═══ SOURCE EXCERPT

Global Magnitsky: Will UK Join US in Sanctions Against Venezuela Post Brexit?


Nina Cross

21st Century Wire
On 5th November Luis Almagro, Secretary of the Organisation of American States (OAS) spoke at a Canning House meeting in London.  Almagro made the purpose  of his visit clear: ‘We need more sanctions, not less’.  Almagro came to ask the UK for Global Magnitsky Act sanctions on Venezuelan leaders and his visit marks an escalating international plan featuring asset seizure, coercion and bribery of prominent people around President Maduro in an attempt to engineer regime change.
Almagro, whose OAS salary is heavily funded by the US, has been at the forefront of the efforts to oust Maduro from power and enable Juan Guaido, the self-proclaimed Interim President and leader of Venezuela’s defunct National Assembly, to carry out a coup d’etat in that country. 
Questions regarding legality of sanctions and their use as acts of hybrid warfare were not raised, despite the meeting room being filled supposedly with intelligentsia and lawyers and advocates of human rights.  The only person to raise such questions was journalist Carolina Graterol who was then physically thrown out while the bored-looking Almagro stared into space.
New tools of UK imperialism: coercion and bribery through targeted sanctions
Almagro’s visit to the UK calling for Magnitsky-style sanctions is clearly being coordinated with the recent ramping-up of sanctions aimed at high-ranking individuals in the Venezuelan government and its military forces by the Trump administration.  There are Magnitsky provisions in the UK’s 2018 Sanctions and Anti-Money Laundering Act or SAMLA, that provide a framework for waging economic warfare on individual foreign targets under a range of pretexts framed in human rights rhetoric, ostensibly  “Gross human rights violations”. 
Bill Browder (Image: Michael Wuertenberg via Wikicommons)
These have their roots in the US 2016 Global Magnitsky Act which followed the original 2012 Act.  This was built upon a web of allegations made by Bill Browder, that Sergei Magnitsky, a  “Russian lawyer” (in reality only an accountant) who worked for Browder in Moscow, was persecuted for ‘blowing the whistle’ on corrupt government officials, before dying as a result of state-sponsored abuse while in prison. This version of events has been challenged by numerous competent and qualified critics of Browder. As it turns out, Browder himself wanted for massive fraud in Russia, has also been linked to the UK Foreign Office information warfare program known as the Integrity Initiative.  Aside from being the absolute go-to pundit for all major corporate media outlets, he has been given access to the legislatures, including repeatedly being given a platform in the House of Commons to frame British policy towards Russia.
Magnitsky sanctions will be used when the UK exits the European Union. The current government has committed to passing a Magnitsky Act.  Sanctions may very well be used to target Russians, and also individuals in the Venezuelan government and military, as suggested during Almagro’s visit.  In doing this, the UK may be aligning with Washington in the use of sanctions.  This would not be surprising, as while inside the EU, the UK has been by far the most aggressive driver of sanctions, according to Tom Keatinge of the Royal United Services Institute (RUSI):

Within the EU, it is typically the UK that has been a robust advocate for the use of sanctions (for example against Russian aggression in Ukraine).

══════

Continue the article on the UK, Magnitsky sanctions and Venezuela, picking up after its final sentence.

═══ DATA SECTION

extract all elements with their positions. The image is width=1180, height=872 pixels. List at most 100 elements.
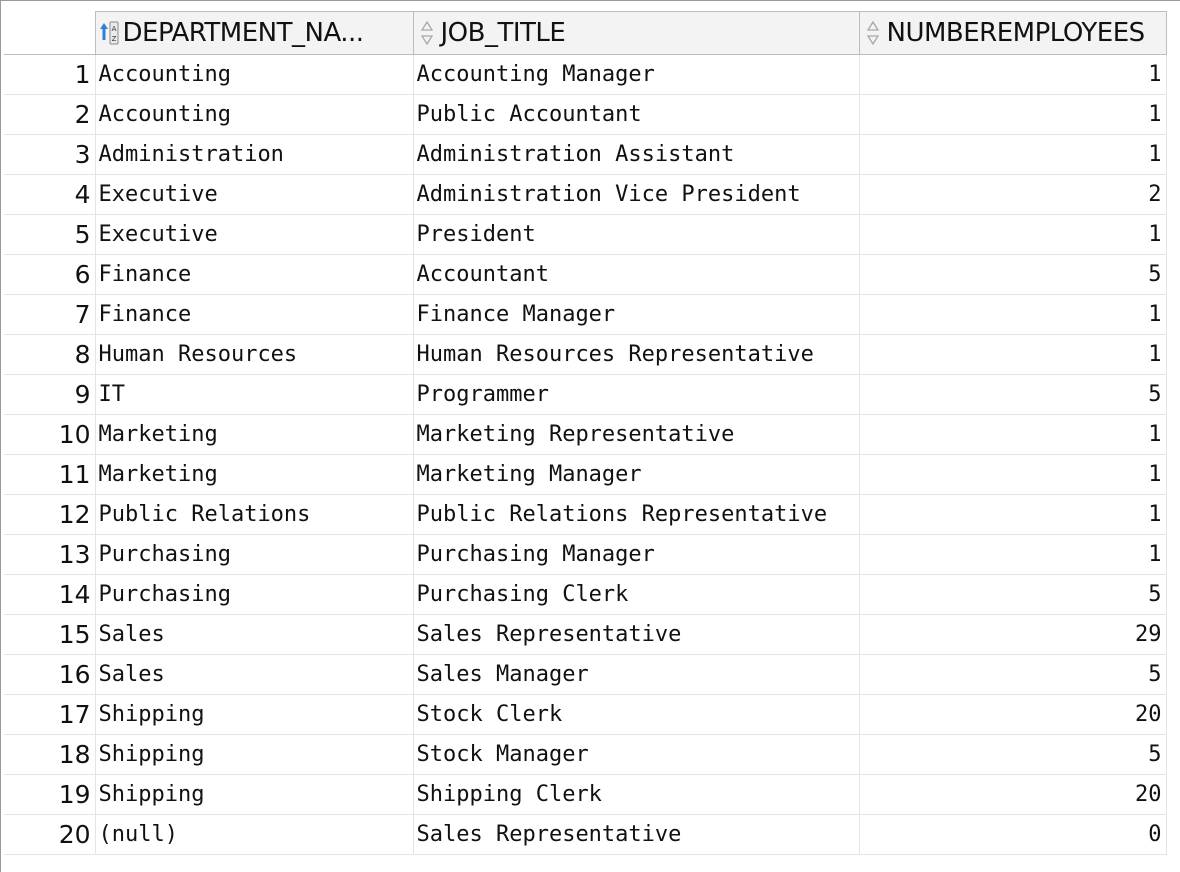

══════

▸ **TASK RESPONSE**:
50 percent of existing EU sanctions designations are underpinned by UK evidence.

The US bringing its Latin American allies into line using targeted economic warfare
Allies of the US, more specifically the members of the Lima Group, a coalition of Latin American right-wing governments set up to promote regime change in Venezuela, recently passed legislation providing them with the framework by which to target individuals with sanctions. This took the form of Resolution RC.30/RES. 1/19 of  the Inter-American Treaty of Reciprocal Assistance, also known as the Rio Treaty or “TIAR,” passed in September.  Venezuela had withdrawn from the treaty in 2013, but Guaidó, approved reincorporating it in July, a decision that was declared unconstitutional by the Venezuelan Supreme Court soon after. Despite this, the treaty was formally invoked by representatives of 16 member countries: principally by the US and its Lima Group allies.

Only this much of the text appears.